- _SOURCE PASSAGE_
▶

The eagerly anticipated premiere event for the Lordstown Endurance electric pickup prototype held Thursday revealed very little new information about the product.
Instead, the event included an aspect that Silicon Valley—or Detroit, usually—likes to keep out of its technology and vehicle events: having them become overtly political.
Lordstown Motors did vouch for the strengths of the local manufacturing workforce and provide the first look—on stage at the plant and broadcast to several thousand viewers via a video feed—of the Endurance, the fully electric, fleet-oriented pickup that it plans to build at a former GM plant starting next year.
Then Vice President Mike Pence rode onto the stage in the prototype and, after hitting on some of those same themes, used the truck as a backdrop for a 20-minute speech on campaign topics.
Vice President Mike Pence - at Lordstown Motors event, June 2020
In battleground Ohio, having Pence there for more than just a photo op was likely a return of favor to the Trump administration, which helped find funding for the company and its purchase of the GM plant last year—a fact that President Donald Trump didn’t recall when he ordered the automaker to start using the plant it no longer owned to start making ventilators.

◀

- _PROMPT 1_
Answer these questions from the article on the Lordstown Endurance event.
(a) How does the article describe the Endurance pickup?
(b) How long was the speech Mike Pence gave?
(c) Who helped find funding for the company and its purchase of the GM plant?
- _PROMPT 2_
List every geographic place the article on the Lordstown Endurance event names. Leave out names that appear only within a company or product name.

- _DATA EXCERPTS_
▶

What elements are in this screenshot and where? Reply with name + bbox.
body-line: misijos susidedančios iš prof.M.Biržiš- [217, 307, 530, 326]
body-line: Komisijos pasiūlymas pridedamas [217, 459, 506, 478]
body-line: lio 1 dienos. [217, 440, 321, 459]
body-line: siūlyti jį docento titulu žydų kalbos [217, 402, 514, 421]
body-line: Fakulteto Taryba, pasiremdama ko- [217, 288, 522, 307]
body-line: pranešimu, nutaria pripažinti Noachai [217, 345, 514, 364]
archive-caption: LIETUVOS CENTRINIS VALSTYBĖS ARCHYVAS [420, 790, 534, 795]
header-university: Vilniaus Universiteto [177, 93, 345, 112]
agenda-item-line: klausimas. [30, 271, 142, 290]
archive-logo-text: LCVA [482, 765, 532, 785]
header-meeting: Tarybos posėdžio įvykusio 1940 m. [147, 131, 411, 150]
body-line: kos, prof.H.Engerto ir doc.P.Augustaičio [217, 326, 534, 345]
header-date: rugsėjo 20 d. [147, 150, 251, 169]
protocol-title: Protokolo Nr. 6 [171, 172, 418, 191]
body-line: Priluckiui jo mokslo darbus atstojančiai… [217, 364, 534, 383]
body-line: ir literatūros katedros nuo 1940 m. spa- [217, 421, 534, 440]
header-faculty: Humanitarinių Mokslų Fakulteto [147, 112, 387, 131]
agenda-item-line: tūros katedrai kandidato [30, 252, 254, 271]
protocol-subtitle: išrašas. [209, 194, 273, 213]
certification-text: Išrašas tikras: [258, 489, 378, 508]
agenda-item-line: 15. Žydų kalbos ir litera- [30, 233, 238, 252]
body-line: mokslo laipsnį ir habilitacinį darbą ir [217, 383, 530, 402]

◀

- _ANSWER 1_
(a) A fully electric, fleet-oriented pickup.
(b) 20 minutes.
(c) The Trump administration.

- _ANSWER 2_
Silicon Valley
Detroit
Ohio